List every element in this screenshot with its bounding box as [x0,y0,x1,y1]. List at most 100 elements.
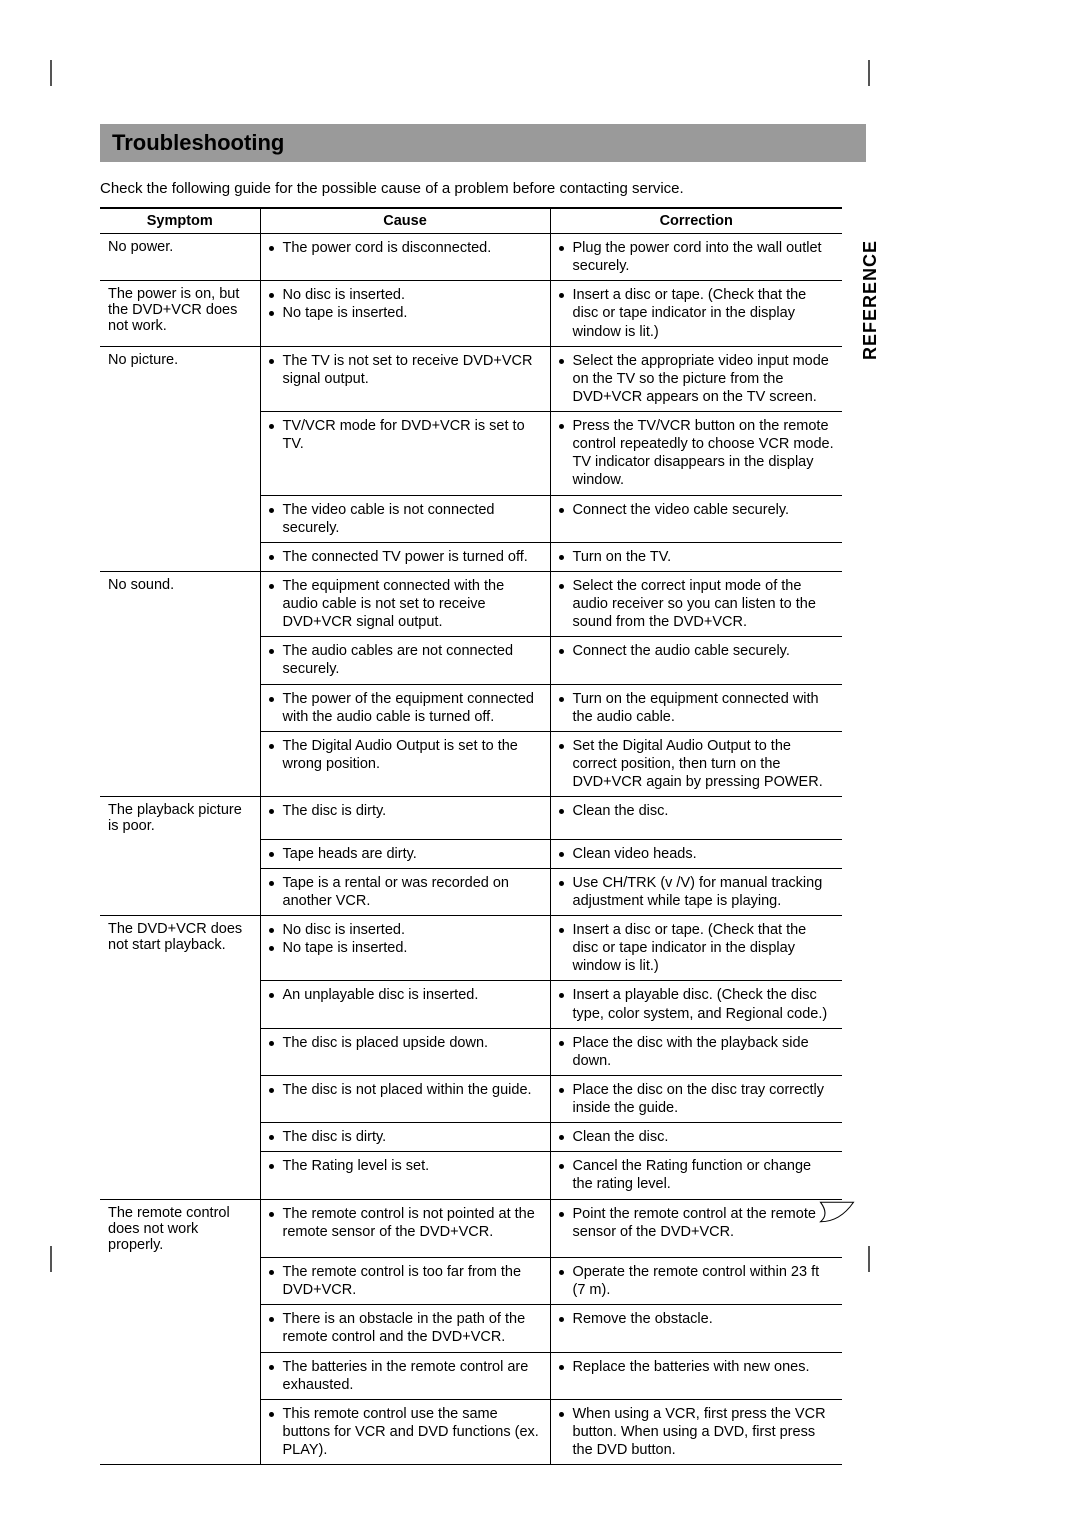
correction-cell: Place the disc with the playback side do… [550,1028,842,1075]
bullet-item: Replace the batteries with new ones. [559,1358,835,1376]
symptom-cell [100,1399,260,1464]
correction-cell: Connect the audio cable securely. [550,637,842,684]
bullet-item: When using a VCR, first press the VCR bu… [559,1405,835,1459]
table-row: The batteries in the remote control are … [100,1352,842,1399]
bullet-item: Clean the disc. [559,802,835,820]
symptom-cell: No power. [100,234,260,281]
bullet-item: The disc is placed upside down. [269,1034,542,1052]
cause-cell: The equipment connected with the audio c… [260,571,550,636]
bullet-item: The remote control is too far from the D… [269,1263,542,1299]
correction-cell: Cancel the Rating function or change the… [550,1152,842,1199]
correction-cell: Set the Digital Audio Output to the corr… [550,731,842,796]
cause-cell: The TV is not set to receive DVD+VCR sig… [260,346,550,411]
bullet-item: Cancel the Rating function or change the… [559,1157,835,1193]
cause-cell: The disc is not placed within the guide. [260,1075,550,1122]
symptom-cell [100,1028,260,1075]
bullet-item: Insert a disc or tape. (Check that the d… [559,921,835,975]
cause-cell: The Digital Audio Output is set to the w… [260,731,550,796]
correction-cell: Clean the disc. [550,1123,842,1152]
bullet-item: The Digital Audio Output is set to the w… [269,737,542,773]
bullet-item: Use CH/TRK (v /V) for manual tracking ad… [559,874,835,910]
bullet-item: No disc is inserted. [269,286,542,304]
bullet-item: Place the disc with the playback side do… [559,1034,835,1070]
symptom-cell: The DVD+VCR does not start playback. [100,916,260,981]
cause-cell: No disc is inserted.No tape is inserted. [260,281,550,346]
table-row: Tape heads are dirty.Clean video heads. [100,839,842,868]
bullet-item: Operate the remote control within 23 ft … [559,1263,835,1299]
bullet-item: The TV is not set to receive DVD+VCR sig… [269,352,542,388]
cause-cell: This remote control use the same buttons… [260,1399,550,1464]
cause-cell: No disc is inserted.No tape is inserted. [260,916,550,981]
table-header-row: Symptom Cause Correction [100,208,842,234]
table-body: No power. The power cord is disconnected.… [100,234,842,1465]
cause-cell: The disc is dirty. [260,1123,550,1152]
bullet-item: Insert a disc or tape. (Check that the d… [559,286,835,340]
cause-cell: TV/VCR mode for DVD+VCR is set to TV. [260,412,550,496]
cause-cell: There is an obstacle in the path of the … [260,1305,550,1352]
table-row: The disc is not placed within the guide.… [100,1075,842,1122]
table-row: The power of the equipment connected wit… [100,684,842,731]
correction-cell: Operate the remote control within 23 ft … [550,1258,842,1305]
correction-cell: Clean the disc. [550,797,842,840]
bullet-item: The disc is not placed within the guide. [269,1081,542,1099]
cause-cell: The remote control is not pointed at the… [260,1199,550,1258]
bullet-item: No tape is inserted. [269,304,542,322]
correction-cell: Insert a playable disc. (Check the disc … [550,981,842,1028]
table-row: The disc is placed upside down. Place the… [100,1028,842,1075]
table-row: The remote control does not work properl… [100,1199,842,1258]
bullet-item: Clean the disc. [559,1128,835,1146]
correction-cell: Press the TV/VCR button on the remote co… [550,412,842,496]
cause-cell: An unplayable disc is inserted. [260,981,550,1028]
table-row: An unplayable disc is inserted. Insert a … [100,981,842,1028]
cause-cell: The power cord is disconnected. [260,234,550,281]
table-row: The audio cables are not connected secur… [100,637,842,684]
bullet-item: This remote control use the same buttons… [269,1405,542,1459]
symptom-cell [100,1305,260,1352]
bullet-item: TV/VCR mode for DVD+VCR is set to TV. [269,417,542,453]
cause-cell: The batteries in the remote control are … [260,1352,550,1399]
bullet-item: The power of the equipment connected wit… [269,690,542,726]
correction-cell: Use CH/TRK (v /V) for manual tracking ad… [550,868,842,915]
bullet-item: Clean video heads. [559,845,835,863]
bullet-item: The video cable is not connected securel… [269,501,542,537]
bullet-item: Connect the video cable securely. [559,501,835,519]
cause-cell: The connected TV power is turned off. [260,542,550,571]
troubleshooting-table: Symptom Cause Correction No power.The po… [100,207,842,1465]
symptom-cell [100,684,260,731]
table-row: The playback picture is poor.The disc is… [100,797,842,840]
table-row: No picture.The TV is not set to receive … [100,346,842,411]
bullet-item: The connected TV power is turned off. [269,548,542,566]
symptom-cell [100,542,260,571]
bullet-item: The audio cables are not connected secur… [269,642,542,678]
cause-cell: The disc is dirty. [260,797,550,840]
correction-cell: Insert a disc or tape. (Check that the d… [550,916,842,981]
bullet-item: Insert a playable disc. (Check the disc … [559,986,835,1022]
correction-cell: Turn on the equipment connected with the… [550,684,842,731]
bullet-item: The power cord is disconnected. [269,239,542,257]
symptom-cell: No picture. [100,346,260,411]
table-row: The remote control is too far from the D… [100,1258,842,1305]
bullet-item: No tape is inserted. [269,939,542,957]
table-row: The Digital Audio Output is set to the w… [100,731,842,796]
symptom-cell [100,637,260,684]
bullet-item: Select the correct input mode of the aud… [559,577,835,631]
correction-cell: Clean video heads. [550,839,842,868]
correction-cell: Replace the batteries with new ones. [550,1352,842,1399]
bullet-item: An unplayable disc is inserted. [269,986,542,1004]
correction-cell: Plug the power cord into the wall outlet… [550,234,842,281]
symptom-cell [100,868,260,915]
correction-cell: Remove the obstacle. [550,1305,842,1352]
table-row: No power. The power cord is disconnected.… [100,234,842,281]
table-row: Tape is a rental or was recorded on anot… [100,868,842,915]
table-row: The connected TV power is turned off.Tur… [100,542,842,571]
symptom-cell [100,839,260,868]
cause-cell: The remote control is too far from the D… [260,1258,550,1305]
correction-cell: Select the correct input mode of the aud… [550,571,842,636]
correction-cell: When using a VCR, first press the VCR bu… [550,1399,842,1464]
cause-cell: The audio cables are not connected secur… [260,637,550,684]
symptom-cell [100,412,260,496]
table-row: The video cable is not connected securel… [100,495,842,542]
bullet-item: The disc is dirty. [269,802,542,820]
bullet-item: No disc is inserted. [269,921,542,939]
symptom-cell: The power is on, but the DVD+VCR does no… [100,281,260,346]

────────────────────

EXERCISE TASK >>
Render every line of the items above as a JSON list of strings, one string per line, with blank lines omitted and the pictures left out.

EXPECTED OUTPUT >>
[
  "List every element in this screenshot with its bounding box as [x0,y0,x1,y1]. List at most 100 elements.",
  "correction-cell: Place the disc with the playback side do… [550,1028,842,1075]",
  "bullet-item: Replace the batteries with new ones. [559,1358,835,1376]",
  "symptom-cell [100,1399,260,1464]",
  "correction-cell: Connect the audio cable securely. [550,637,842,684]",
  "bullet-item: When using a VCR, first press the VCR bu… [559,1405,835,1459]",
  "table-row: The batteries in the remote control are … [100,1352,842,1399]",
  "bullet-item: Clean the disc. [559,802,835,820]",
  "symptom-cell: No power. [100,234,260,281]",
  "bullet-item: The disc is placed upside down. [269,1034,542,1052]",
  "cause-cell: The equipment connected with the audio c… [260,571,550,636]",
  "bullet-item: The remote control is too far from the D… [269,1263,542,1299]",
  "correction-cell: Cancel the Rating function or change the… [550,1152,842,1199]",
  "correction-cell: Set the Digital Audio Output to the corr… [550,731,842,796]",
  "cause-cell: The TV is not set to receive DVD+VCR sig… [260,346,550,411]",
  "bullet-item: Cancel the Rating function or change the… [559,1157,835,1193]",
  "cause-cell: The disc is not placed within the guide. [260,1075,550,1122]",
  "symptom-cell [100,1028,260,1075]",
  "bullet-item: Insert a disc or tape. (Check that the d… [559,921,835,975]",
  "cause-cell: The Digital Audio Output is set to the w… [260,731,550,796]",
  "correction-cell: Clean the disc. [550,1123,842,1152]",
  "bullet-item: The Digital Audio Output is set to the w… [269,737,542,773]",
  "bullet-item: Use CH/TRK (v /V) for manual tracking ad… [559,874,835,910]",
  "bullet-item: No disc is inserted. [269,286,542,304]",
  "bullet-item: Place the disc with the playback side do… [559,1034,835,1070]",
  "symptom-cell: The DVD+VCR does not start playback. [100,916,260,981]",
  "cause-cell: No disc is inserted.No tape is inserted. [260,281,550,346]",
  "table-row: Tape heads are dirty.Clean video heads. [100,839,842,868]",
  "bullet-item: Operate the remote control within 23 ft … [559,1263,835,1299]",
  "bullet-item: The TV is not set to receive DVD+VCR sig… [269,352,542,388]",
  "cause-cell: This remote control use the same buttons… [260,1399,550,1464]",
  "cause-cell: No disc is inserted.No tape is inserted. [260,916,550,981]",
  "table-header-row: Symptom Cause Correction [100,208,842,234]",
  "table-body: No power. The power cord is disconnected.… [100,234,842,1465]",
  "cause-cell: The disc is dirty. [260,1123,550,1152]",
  "bullet-item: Insert a disc or tape. (Check that the d… [559,286,835,340]",
  "cause-cell: TV/VCR mode for DVD+VCR is set to TV. [260,412,550,496]",
  "cause-cell: There is an obstacle in the path of the … [260,1305,550,1352]",
  "table-row: The disc is not placed within the guide.… [100,1075,842,1122]",
  "table-row: The power of the equipment connected wit… [100,684,842,731]",
  "correction-cell: Operate the remote control within 23 ft … [550,1258,842,1305]",
  "correction-cell: Clean the disc. [550,797,842,840]",
  "bullet-item: The disc is not placed within the guide. [269,1081,542,1099]",
  "cause-cell: The remote control is not pointed at the… [260,1199,550,1258]",
  "bullet-item: No tape is inserted. [269,304,542,322]",
  "correction-cell: Insert a playable disc. (Check the disc … [550,981,842,1028]",
  "table-row: The disc is placed upside down. Place the… [100,1028,842,1075]",
  "table-row: The remote control does not work properl… [100,1199,842,1258]",
  "bullet-item: Clean the disc. [559,1128,835,1146]",
  "correction-cell: Press the TV/VCR button on the remote co… [550,412,842,496]",
  "cause-cell: An unplayable disc is inserted. [260,981,550,1028]",
  "table-row: An unplayable disc is inserted. Insert a … [100,981,842,1028]",
  "cause-cell: The power cord is disconnected. [260,234,550,281]",
  "table-row: The audio cables are not connected secur… [100,637,842,684]",
  "bullet-item: This remote control use the same buttons… [269,1405,542,1459]",
  "symptom-cell [100,1305,260,1352]",
  "bullet-item: TV/VCR mode for DVD+VCR is set to TV. [269,417,542,453]",
  "cause-cell: The batteries in the remote control are … [260,1352,550,1399]",
  "bullet-item: The power of the equipment connected wit… [269,690,542,726]",
  "correction-cell: Use CH/TRK (v /V) for manual tracking ad… [550,868,842,915]",
  "bullet-item: Clean video heads. [559,845,835,863]",
  "bullet-item: The video cable is not connected securel… [269,501,542,537]",
  "bullet-item: Connect the video cable securely. [559,501,835,519]",
  "cause-cell: The connected TV power is turned off. [260,542,550,571]",
  "troubleshooting-table: Symptom Cause Correction No power.The po… [100,207,842,1465]",
  "symptom-cell [100,684,260,731]",
  "table-row: The playback picture is poor.The disc is… [100,797,842,840]",
  "table-row: No picture.The TV is not set to receive … [100,346,842,411]",
  "bullet-item: The connected TV power is turned off. [269,548,542,566]",
  "symptom-cell [100,542,260,571]",
  "bullet-item: The audio cables are not connected secur… [269,642,542,678]",
  "cause-cell: The disc is dirty. [260,797,550,840]",
  "correction-cell: Insert a disc or tape. (Check that the d… [550,916,842,981]",
  "bullet-item: Insert a playable disc. (Check the disc … [559,986,835,1022]",
  "correction-cell: Turn on the equipment connected with the… [550,684,842,731]",
  "bullet-item: The power cord is disconnected. [269,239,542,257]",
  "symptom-cell: No picture. [100,346,260,411]",
  "table-row: The remote control is too far from the D… [100,1258,842,1305]",
  "bullet-item: No tape is inserted. [269,939,542,957]",
  "table-row: The Digital Audio Output is set to the w… [100,731,842,796]",
  "symptom-cell [100,637,260,684]",
  "bullet-item: Select the correct input mode of the aud… [559,577,835,631]",
  "correction-cell: Clean video heads. [550,839,842,868]",
  "correction-cell: Replace the batteries with new ones. [550,1352,842,1399]",
  "bullet-item: An unplayable disc is inserted. [269,986,542,1004]",
  "correction-cell: Plug the power cord into the wall outlet… [550,234,842,281]",
  "symptom-cell [100,868,260,915]",
  "correction-cell: Remove the obstacle. [550,1305,842,1352]",
  "table-row: No power. The power cord is disconnected.… [100,234,842,281]",
  "table-row: Tape is a rental or was recorded on anot… [100,868,842,915]",
  "table-row: The connected TV power is turned off.Tur… [100,542,842,571]",
  "symptom-cell [100,839,260,868]",
  "cause-cell: The remote control is too far from the D… [260,1258,550,1305]",
  "correction-cell: Select the correct input mode of the aud… [550,571,842,636]",
  "correction-cell: When using a VCR, first press the VCR bu… [550,1399,842,1464]",
  "cause-cell: The audio cables are not connected secur… [260,637,550,684]",
  "symptom-cell [100,412,260,496]",
  "table-row: The video cable is not connected securel… [100,495,842,542]",
  "bullet-item: The disc is dirty. [269,802,542,820]",
  "bullet-item: No disc is inserted. [269,921,542,939]",
  "symptom-cell: The power is on, but the DVD+VCR does no… [100,281,260,346]"
]